Stored data

───

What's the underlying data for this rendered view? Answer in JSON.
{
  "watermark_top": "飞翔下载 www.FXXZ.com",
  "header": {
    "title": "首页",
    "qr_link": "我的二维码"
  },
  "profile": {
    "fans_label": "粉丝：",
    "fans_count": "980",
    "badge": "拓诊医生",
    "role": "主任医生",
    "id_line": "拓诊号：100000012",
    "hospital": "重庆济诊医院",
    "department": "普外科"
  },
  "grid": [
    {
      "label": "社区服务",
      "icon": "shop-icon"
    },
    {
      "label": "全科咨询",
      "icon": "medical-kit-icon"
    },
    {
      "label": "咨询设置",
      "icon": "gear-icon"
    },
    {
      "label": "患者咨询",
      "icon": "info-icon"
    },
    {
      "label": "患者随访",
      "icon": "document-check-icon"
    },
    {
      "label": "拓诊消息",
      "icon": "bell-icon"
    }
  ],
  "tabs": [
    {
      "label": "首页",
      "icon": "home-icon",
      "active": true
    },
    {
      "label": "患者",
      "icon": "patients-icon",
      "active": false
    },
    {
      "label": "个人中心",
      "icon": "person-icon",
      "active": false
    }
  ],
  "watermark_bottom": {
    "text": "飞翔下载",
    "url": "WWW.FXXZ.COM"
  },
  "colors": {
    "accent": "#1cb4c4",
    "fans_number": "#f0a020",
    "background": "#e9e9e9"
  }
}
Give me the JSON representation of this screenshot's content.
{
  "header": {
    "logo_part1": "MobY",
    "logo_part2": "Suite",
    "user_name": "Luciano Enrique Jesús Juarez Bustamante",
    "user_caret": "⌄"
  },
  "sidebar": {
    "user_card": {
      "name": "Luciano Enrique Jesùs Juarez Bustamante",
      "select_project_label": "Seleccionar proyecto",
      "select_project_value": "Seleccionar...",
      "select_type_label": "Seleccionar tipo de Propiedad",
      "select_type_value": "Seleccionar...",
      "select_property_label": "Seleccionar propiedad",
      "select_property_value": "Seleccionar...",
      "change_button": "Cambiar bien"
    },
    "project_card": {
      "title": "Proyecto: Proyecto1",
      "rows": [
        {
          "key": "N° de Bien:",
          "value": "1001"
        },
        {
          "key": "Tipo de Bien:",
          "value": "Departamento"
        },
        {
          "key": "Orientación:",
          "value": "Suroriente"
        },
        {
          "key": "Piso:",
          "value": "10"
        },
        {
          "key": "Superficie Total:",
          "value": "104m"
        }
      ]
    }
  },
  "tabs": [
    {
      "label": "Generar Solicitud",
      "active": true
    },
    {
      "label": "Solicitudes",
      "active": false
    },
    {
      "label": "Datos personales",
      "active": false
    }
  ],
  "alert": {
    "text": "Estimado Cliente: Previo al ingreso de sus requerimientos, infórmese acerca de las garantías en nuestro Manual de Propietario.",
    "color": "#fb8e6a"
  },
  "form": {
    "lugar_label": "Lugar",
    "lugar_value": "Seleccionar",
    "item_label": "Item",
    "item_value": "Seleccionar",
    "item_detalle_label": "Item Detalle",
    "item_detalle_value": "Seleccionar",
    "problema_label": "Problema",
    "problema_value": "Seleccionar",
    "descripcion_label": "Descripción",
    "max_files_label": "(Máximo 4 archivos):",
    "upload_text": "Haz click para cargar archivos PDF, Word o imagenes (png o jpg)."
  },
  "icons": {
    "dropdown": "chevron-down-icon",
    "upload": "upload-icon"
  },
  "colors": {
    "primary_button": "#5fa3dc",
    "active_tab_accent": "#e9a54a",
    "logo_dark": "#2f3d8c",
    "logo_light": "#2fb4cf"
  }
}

───

What the task asks
The records above should be copied out again in full, exactly as they appear.

Answer to this problem
What's the underlying data for this rendered view? Answer in JSON.
{
  "watermark_top": "飞翔下载 www.FXXZ.com",
  "header": {
    "title": "首页",
    "qr_link": "我的二维码"
  },
  "profile": {
    "fans_label": "粉丝：",
    "fans_count": "980",
    "badge": "拓诊医生",
    "role": "主任医生",
    "id_line": "拓诊号：100000012",
    "hospital": "重庆济诊医院",
    "department": "普外科"
  },
  "grid": [
    {
      "label": "社区服务",
      "icon": "shop-icon"
    },
    {
      "label": "全科咨询",
      "icon": "medical-kit-icon"
    },
    {
      "label": "咨询设置",
      "icon": "gear-icon"
    },
    {
      "label": "患者咨询",
      "icon": "info-icon"
    },
    {
      "label": "患者随访",
      "icon": "document-check-icon"
    },
    {
      "label": "拓诊消息",
      "icon": "bell-icon"
    }
  ],
  "tabs": [
    {
      "label": "首页",
      "icon": "home-icon",
      "active": true
    },
    {
      "label": "患者",
      "icon": "patients-icon",
      "active": false
    },
    {
      "label": "个人中心",
      "icon": "person-icon",
      "active": false
    }
  ],
  "watermark_bottom": {
    "text": "飞翔下载",
    "url": "WWW.FXXZ.COM"
  },
  "colors": {
    "accent": "#1cb4c4",
    "fans_number": "#f0a020",
    "background": "#e9e9e9"
  }
}
Give me the JSON representation of this screenshot's content.
{
  "header": {
    "logo_part1": "MobY",
    "logo_part2": "Suite",
    "user_name": "Luciano Enrique Jesús Juarez Bustamante",
    "user_caret": "⌄"
  },
  "sidebar": {
    "user_card": {
      "name": "Luciano Enrique Jesùs Juarez Bustamante",
      "select_project_label": "Seleccionar proyecto",
      "select_project_value": "Seleccionar...",
      "select_type_label": "Seleccionar tipo de Propiedad",
      "select_type_value": "Seleccionar...",
      "select_property_label": "Seleccionar propiedad",
      "select_property_value": "Seleccionar...",
      "change_button": "Cambiar bien"
    },
    "project_card": {
      "title": "Proyecto: Proyecto1",
      "rows": [
        {
          "key": "N° de Bien:",
          "value": "1001"
        },
        {
          "key": "Tipo de Bien:",
          "value": "Departamento"
        },
        {
          "key": "Orientación:",
          "value": "Suroriente"
        },
        {
          "key": "Piso:",
          "value": "10"
        },
        {
          "key": "Superficie Total:",
          "value": "104m"
        }
      ]
    }
  },
  "tabs": [
    {
      "label": "Generar Solicitud",
      "active": true
    },
    {
      "label": "Solicitudes",
      "active": false
    },
    {
      "label": "Datos personales",
      "active": false
    }
  ],
  "alert": {
    "text": "Estimado Cliente: Previo al ingreso de sus requerimientos, infórmese acerca de las garantías en nuestro Manual de Propietario.",
    "color": "#fb8e6a"
  },
  "form": {
    "lugar_label": "Lugar",
    "lugar_value": "Seleccionar",
    "item_label": "Item",
    "item_value": "Seleccionar",
    "item_detalle_label": "Item Detalle",
    "item_detalle_value": "Seleccionar",
    "problema_label": "Problema",
    "problema_value": "Seleccionar",
    "descripcion_label": "Descripción",
    "max_files_label": "(Máximo 4 archivos):",
    "upload_text": "Haz click para cargar archivos PDF, Word o imagenes (png o jpg)."
  },
  "icons": {
    "dropdown": "chevron-down-icon",
    "upload": "upload-icon"
  },
  "colors": {
    "primary_button": "#5fa3dc",
    "active_tab_accent": "#e9a54a",
    "logo_dark": "#2f3d8c",
    "logo_light": "#2fb4cf"
  }
}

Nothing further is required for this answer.